===== The records =====

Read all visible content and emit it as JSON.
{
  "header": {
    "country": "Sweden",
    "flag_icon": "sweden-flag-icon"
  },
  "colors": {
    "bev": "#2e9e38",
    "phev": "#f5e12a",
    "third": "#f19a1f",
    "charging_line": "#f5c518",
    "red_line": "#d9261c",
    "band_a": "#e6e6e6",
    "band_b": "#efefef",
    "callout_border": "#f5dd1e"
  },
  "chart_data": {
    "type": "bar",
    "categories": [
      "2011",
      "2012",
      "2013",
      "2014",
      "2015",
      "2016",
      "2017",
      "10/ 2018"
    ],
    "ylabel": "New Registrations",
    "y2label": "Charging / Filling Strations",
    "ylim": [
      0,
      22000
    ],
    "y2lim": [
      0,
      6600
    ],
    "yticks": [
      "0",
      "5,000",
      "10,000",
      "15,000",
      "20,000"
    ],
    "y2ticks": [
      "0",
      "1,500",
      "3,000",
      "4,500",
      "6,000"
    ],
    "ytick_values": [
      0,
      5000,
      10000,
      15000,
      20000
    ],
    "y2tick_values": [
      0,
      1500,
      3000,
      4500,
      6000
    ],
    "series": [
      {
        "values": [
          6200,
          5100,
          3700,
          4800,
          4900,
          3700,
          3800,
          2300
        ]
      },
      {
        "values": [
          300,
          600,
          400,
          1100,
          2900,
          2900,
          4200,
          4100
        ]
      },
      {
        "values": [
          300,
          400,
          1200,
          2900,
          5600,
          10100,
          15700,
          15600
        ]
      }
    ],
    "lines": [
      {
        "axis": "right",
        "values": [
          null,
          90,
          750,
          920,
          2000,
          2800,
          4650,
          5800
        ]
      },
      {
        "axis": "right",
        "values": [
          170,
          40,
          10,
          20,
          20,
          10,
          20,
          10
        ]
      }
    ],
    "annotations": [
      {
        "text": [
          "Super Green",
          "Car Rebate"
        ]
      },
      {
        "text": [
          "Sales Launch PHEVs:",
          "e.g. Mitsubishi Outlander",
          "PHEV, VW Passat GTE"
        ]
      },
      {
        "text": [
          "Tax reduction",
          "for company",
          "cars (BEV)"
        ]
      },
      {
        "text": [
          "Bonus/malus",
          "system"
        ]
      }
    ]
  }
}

=====

Written instruction: Reproduce the listing above word for word.

Output of the task:
Read all visible content and emit it as JSON.
{
  "header": {
    "country": "Sweden",
    "flag_icon": "sweden-flag-icon"
  },
  "colors": {
    "bev": "#2e9e38",
    "phev": "#f5e12a",
    "third": "#f19a1f",
    "charging_line": "#f5c518",
    "red_line": "#d9261c",
    "band_a": "#e6e6e6",
    "band_b": "#efefef",
    "callout_border": "#f5dd1e"
  },
  "chart_data": {
    "type": "bar",
    "categories": [
      "2011",
      "2012",
      "2013",
      "2014",
      "2015",
      "2016",
      "2017",
      "10/ 2018"
    ],
    "ylabel": "New Registrations",
    "y2label": "Charging / Filling Strations",
    "ylim": [
      0,
      22000
    ],
    "y2lim": [
      0,
      6600
    ],
    "yticks": [
      "0",
      "5,000",
      "10,000",
      "15,000",
      "20,000"
    ],
    "y2ticks": [
      "0",
      "1,500",
      "3,000",
      "4,500",
      "6,000"
    ],
    "ytick_values": [
      0,
      5000,
      10000,
      15000,
      20000
    ],
    "y2tick_values": [
      0,
      1500,
      3000,
      4500,
      6000
    ],
    "series": [
      {
        "values": [
          6200,
          5100,
          3700,
          4800,
          4900,
          3700,
          3800,
          2300
        ]
      },
      {
        "values": [
          300,
          600,
          400,
          1100,
          2900,
          2900,
          4200,
          4100
        ]
      },
      {
        "values": [
          300,
          400,
          1200,
          2900,
          5600,
          10100,
          15700,
          15600
        ]
      }
    ],
    "lines": [
      {
        "axis": "right",
        "values": [
          null,
          90,
          750,
          920,
          2000,
          2800,
          4650,
          5800
        ]
      },
      {
        "axis": "right",
        "values": [
          170,
          40,
          10,
          20,
          20,
          10,
          20,
          10
        ]
      }
    ],
    "annotations": [
      {
        "text": [
          "Super Green",
          "Car Rebate"
        ]
      },
      {
        "text": [
          "Sales Launch PHEVs:",
          "e.g. Mitsubishi Outlander",
          "PHEV, VW Passat GTE"
        ]
      },
      {
        "text": [
          "Tax reduction",
          "for company",
          "cars (BEV)"
        ]
      },
      {
        "text": [
          "Bonus/malus",
          "system"
        ]
      }
    ]
  }
}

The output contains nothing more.